WRITTEN EXERCISE -> Produce an exact copy of all the data below, dropping every image.

RECORDED DATA ->

= = = = = = =

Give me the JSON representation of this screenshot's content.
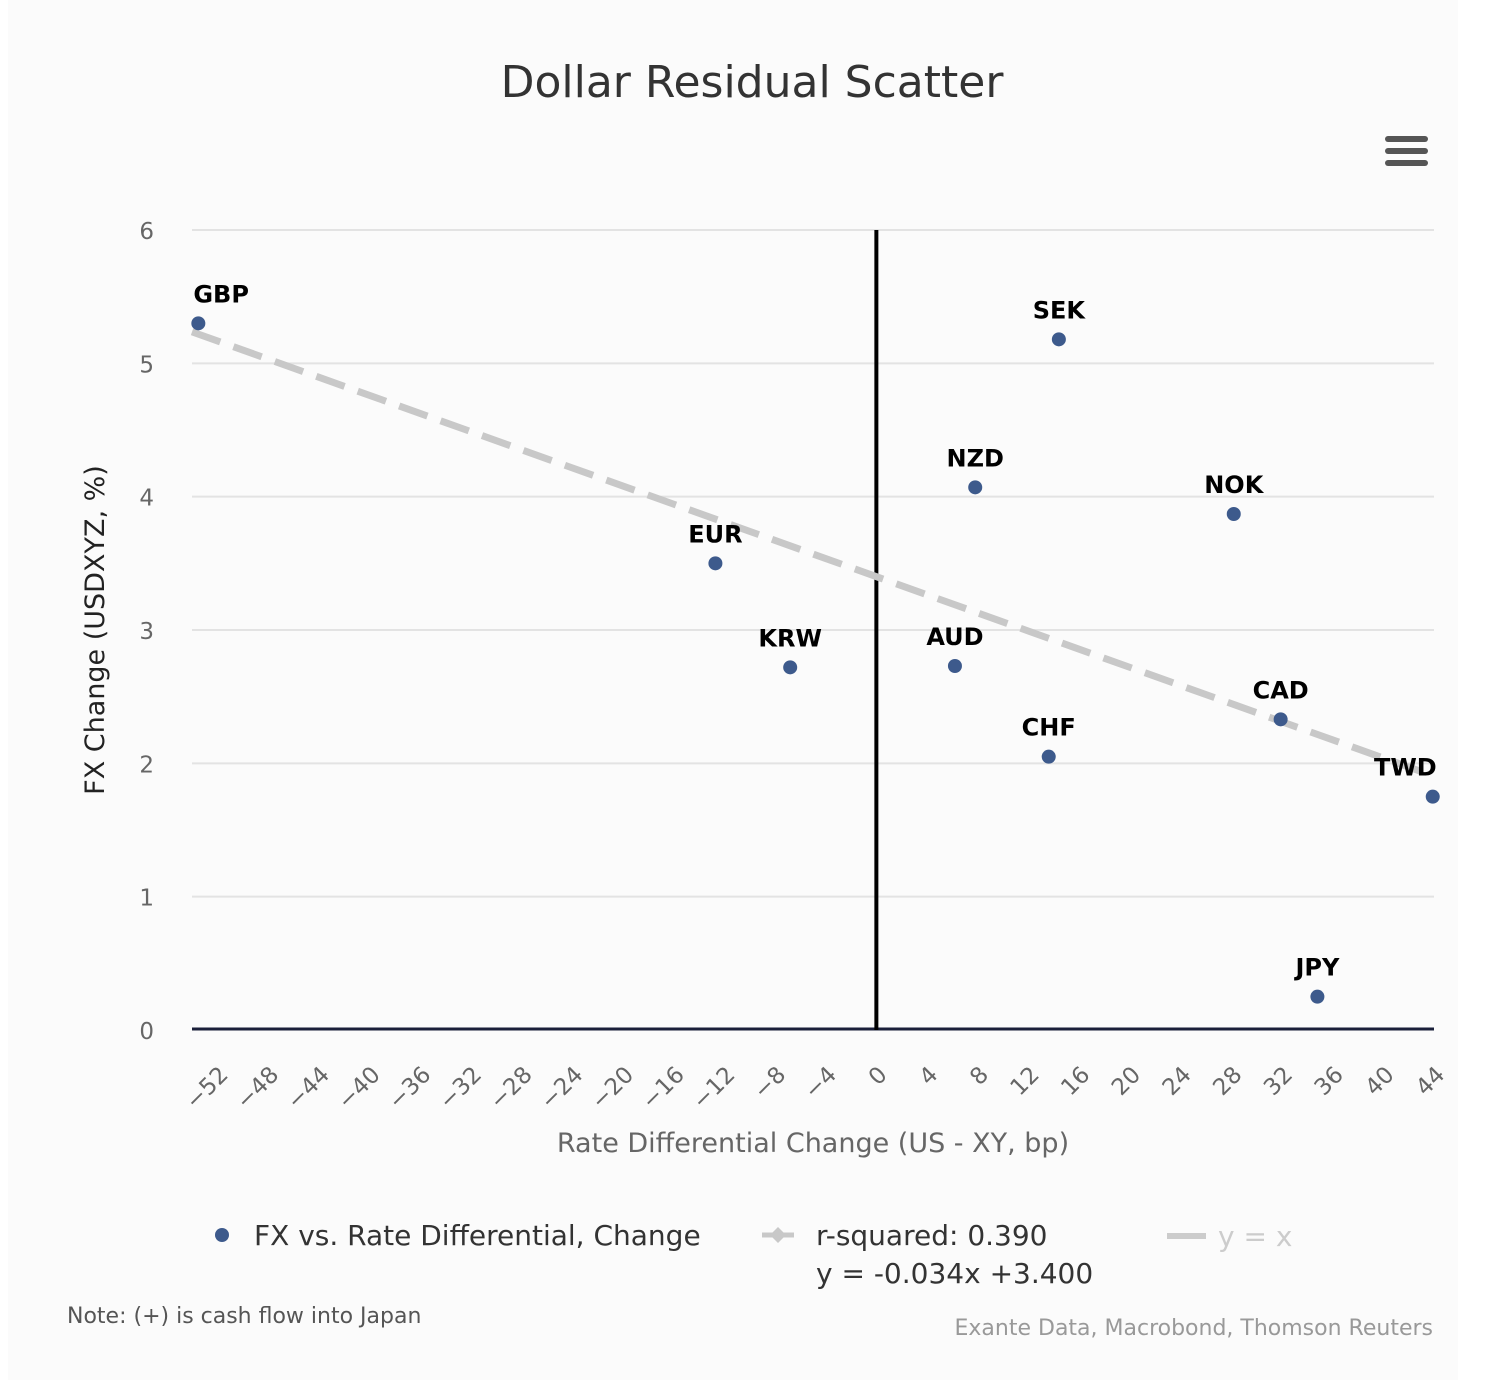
{
  "chart_data": {
    "type": "scatter",
    "title": "Dollar Residual Scatter",
    "xlabel": "Rate Differential Change (US - XY, bp)",
    "ylabel": "FX Change (USDXYZ, %)",
    "xlim": [
      -54,
      44
    ],
    "ylim": [
      0,
      6
    ],
    "x_ticks": [
      "-52",
      "-48",
      "-44",
      "-40",
      "-36",
      "-32",
      "-28",
      "-24",
      "-20",
      "-16",
      "-12",
      "-8",
      "-4",
      "0",
      "4",
      "8",
      "12",
      "16",
      "20",
      "24",
      "28",
      "32",
      "36",
      "40",
      "44"
    ],
    "y_ticks": [
      "0",
      "1",
      "2",
      "3",
      "4",
      "5",
      "6"
    ],
    "grid": "horizontal",
    "series": [
      {
        "name": "FX vs. Rate Differential, Change",
        "color": "#3d5a8c",
        "points": [
          {
            "label": "GBP",
            "x": -53.5,
            "y": 5.3
          },
          {
            "label": "EUR",
            "x": -12.7,
            "y": 3.5
          },
          {
            "label": "KRW",
            "x": -6.8,
            "y": 2.72
          },
          {
            "label": "AUD",
            "x": 6.2,
            "y": 2.73
          },
          {
            "label": "NZD",
            "x": 7.8,
            "y": 4.07
          },
          {
            "label": "SEK",
            "x": 14.4,
            "y": 5.18
          },
          {
            "label": "CHF",
            "x": 13.6,
            "y": 2.05
          },
          {
            "label": "NOK",
            "x": 28.2,
            "y": 3.87
          },
          {
            "label": "CAD",
            "x": 31.9,
            "y": 2.33
          },
          {
            "label": "JPY",
            "x": 34.8,
            "y": 0.25
          },
          {
            "label": "TWD",
            "x": 43.9,
            "y": 1.75
          }
        ]
      }
    ],
    "regression": {
      "name": "r-squared: 0.390",
      "equation": "y = -0.034x +3.400",
      "slope": -0.034,
      "intercept": 3.4,
      "color": "#c8c8c8"
    },
    "reference_line": {
      "name": "y = x",
      "visible": false
    },
    "legend_position": "bottom"
  },
  "note": "Note: (+) is cash flow into Japan",
  "credits": "Exante Data, Macrobond, Thomson Reuters",
  "menu_icon": "hamburger-menu-icon"
}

= = = = = = =

RESULT FOR THIS EXERCISE ->
Give me the JSON representation of this screenshot's content.
{
  "chart_data": {
    "type": "scatter",
    "title": "Dollar Residual Scatter",
    "xlabel": "Rate Differential Change (US - XY, bp)",
    "ylabel": "FX Change (USDXYZ, %)",
    "xlim": [
      -54,
      44
    ],
    "ylim": [
      0,
      6
    ],
    "x_ticks": [
      "-52",
      "-48",
      "-44",
      "-40",
      "-36",
      "-32",
      "-28",
      "-24",
      "-20",
      "-16",
      "-12",
      "-8",
      "-4",
      "0",
      "4",
      "8",
      "12",
      "16",
      "20",
      "24",
      "28",
      "32",
      "36",
      "40",
      "44"
    ],
    "y_ticks": [
      "0",
      "1",
      "2",
      "3",
      "4",
      "5",
      "6"
    ],
    "grid": "horizontal",
    "series": [
      {
        "name": "FX vs. Rate Differential, Change",
        "color": "#3d5a8c",
        "points": [
          {
            "label": "GBP",
            "x": -53.5,
            "y": 5.3
          },
          {
            "label": "EUR",
            "x": -12.7,
            "y": 3.5
          },
          {
            "label": "KRW",
            "x": -6.8,
            "y": 2.72
          },
          {
            "label": "AUD",
            "x": 6.2,
            "y": 2.73
          },
          {
            "label": "NZD",
            "x": 7.8,
            "y": 4.07
          },
          {
            "label": "SEK",
            "x": 14.4,
            "y": 5.18
          },
          {
            "label": "CHF",
            "x": 13.6,
            "y": 2.05
          },
          {
            "label": "NOK",
            "x": 28.2,
            "y": 3.87
          },
          {
            "label": "CAD",
            "x": 31.9,
            "y": 2.33
          },
          {
            "label": "JPY",
            "x": 34.8,
            "y": 0.25
          },
          {
            "label": "TWD",
            "x": 43.9,
            "y": 1.75
          }
        ]
      }
    ],
    "regression": {
      "name": "r-squared: 0.390",
      "equation": "y = -0.034x +3.400",
      "slope": -0.034,
      "intercept": 3.4,
      "color": "#c8c8c8"
    },
    "reference_line": {
      "name": "y = x",
      "visible": false
    },
    "legend_position": "bottom"
  },
  "note": "Note: (+) is cash flow into Japan",
  "credits": "Exante Data, Macrobond, Thomson Reuters",
  "menu_icon": "hamburger-menu-icon"
}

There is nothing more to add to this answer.